■ **Data provided**
# # # # # # #

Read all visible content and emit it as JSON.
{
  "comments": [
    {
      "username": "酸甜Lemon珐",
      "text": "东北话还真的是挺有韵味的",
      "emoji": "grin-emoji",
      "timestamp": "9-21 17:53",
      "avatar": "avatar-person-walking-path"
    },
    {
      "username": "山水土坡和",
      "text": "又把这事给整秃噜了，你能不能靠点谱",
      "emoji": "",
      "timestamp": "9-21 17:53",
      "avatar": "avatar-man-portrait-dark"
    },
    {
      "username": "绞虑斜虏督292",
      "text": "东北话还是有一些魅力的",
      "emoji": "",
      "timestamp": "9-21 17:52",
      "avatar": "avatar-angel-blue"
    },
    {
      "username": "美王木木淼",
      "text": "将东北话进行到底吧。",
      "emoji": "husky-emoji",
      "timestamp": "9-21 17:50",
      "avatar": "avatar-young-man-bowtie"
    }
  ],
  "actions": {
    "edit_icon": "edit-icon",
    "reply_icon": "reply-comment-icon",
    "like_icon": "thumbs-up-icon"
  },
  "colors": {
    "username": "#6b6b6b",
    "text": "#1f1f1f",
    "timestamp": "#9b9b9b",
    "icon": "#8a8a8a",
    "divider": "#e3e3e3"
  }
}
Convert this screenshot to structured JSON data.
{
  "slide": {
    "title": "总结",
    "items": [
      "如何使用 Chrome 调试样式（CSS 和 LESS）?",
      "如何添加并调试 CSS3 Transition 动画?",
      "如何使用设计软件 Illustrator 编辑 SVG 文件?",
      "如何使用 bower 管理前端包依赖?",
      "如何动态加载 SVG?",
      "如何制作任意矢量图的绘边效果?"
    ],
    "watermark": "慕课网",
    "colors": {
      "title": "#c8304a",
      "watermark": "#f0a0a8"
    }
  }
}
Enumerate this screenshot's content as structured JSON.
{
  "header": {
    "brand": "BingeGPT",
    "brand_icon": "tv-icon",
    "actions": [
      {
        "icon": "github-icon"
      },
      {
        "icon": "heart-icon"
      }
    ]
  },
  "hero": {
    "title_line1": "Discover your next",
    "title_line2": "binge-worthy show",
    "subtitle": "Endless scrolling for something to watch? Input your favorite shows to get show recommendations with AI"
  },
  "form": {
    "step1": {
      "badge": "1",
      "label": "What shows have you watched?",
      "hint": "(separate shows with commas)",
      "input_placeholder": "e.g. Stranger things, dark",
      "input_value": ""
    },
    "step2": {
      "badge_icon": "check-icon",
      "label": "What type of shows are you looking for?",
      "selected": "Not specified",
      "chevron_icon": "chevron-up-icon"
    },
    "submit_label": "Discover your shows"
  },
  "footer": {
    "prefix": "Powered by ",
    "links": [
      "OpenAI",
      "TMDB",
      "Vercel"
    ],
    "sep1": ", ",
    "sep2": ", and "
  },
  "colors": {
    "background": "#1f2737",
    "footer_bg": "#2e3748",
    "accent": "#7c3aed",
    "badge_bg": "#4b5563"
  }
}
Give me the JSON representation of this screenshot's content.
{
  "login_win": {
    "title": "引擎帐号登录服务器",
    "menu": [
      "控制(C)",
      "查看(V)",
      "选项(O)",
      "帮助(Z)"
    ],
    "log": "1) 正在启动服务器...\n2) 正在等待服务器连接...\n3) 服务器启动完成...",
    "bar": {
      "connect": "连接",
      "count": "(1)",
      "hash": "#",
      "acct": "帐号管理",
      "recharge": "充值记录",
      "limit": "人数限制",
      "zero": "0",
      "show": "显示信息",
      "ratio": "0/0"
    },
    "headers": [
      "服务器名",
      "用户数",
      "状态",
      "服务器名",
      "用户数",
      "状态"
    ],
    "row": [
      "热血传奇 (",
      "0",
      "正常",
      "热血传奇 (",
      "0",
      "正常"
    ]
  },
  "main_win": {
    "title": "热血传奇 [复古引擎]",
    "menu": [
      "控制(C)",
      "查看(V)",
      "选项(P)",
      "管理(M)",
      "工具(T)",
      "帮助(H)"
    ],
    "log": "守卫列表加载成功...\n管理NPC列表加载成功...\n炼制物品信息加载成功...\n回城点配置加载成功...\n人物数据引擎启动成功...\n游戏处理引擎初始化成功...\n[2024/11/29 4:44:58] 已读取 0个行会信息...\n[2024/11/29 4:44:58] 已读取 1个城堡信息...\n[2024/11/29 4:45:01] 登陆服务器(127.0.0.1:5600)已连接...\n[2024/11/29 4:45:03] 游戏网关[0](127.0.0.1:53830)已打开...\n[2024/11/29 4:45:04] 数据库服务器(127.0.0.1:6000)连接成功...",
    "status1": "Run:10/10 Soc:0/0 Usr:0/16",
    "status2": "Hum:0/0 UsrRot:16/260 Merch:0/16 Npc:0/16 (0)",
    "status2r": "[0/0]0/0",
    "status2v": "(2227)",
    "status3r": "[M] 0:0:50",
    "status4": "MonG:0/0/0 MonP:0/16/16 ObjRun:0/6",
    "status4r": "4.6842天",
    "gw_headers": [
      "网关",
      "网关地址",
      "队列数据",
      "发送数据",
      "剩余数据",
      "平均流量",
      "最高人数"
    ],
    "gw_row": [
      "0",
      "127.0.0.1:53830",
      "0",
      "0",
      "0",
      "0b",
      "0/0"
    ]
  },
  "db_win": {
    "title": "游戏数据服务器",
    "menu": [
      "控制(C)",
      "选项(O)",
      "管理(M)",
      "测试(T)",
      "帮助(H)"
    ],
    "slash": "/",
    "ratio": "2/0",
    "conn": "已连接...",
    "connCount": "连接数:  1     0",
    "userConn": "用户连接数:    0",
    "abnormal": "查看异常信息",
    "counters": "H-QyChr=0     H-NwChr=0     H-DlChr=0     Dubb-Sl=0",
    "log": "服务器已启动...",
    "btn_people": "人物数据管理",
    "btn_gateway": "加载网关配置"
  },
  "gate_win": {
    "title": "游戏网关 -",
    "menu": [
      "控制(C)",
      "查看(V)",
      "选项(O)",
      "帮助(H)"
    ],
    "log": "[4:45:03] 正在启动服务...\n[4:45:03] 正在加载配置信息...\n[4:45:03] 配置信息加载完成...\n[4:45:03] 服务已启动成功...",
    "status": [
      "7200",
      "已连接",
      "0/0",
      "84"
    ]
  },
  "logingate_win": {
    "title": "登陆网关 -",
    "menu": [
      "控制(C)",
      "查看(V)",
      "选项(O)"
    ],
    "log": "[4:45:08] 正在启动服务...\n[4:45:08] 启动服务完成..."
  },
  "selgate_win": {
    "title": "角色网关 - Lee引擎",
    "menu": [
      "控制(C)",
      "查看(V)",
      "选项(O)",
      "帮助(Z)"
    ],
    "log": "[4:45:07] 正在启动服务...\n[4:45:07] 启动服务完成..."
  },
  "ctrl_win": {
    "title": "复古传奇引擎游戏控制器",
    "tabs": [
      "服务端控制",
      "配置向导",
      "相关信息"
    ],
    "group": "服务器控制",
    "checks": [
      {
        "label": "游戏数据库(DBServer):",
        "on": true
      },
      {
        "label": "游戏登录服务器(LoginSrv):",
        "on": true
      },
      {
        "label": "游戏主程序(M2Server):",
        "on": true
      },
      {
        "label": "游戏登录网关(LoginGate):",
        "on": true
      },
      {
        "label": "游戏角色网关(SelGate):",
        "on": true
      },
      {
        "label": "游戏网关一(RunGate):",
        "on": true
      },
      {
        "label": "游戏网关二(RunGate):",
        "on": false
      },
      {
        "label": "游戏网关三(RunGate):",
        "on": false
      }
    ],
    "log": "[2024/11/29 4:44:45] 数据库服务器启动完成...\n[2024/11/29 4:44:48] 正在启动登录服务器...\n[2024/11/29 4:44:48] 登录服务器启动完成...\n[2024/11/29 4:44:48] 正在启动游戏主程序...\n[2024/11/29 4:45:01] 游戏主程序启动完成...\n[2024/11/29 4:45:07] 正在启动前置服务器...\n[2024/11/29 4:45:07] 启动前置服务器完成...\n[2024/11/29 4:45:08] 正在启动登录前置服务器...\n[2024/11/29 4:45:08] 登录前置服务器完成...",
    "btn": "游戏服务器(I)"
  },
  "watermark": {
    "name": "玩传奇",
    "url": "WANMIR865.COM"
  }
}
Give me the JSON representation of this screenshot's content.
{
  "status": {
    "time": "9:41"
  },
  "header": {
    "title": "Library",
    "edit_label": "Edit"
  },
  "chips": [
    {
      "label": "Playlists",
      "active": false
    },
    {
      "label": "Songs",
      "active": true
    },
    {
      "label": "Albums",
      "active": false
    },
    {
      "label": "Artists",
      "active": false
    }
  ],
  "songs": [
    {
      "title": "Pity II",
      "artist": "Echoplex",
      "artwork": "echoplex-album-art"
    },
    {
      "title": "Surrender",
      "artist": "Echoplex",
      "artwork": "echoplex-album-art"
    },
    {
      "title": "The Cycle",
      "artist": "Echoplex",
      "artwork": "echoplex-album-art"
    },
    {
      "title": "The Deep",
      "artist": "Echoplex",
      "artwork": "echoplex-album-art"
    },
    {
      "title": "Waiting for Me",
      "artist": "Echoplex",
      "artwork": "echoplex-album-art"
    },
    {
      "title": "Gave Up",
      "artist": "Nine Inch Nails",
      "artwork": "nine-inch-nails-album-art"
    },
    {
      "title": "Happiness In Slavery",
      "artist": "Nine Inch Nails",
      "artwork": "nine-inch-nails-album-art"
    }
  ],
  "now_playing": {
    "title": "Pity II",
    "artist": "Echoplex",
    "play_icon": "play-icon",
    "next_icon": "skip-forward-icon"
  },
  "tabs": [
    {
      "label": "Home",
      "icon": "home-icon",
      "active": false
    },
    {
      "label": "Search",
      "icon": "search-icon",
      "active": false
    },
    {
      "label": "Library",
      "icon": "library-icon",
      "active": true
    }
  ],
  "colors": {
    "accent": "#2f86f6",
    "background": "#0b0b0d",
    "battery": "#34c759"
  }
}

# # # # # # #

■ **Set problem**
What is the number of lines in the data holding the word "JSON"? Reply with that number only.

■ **Problem solution**
5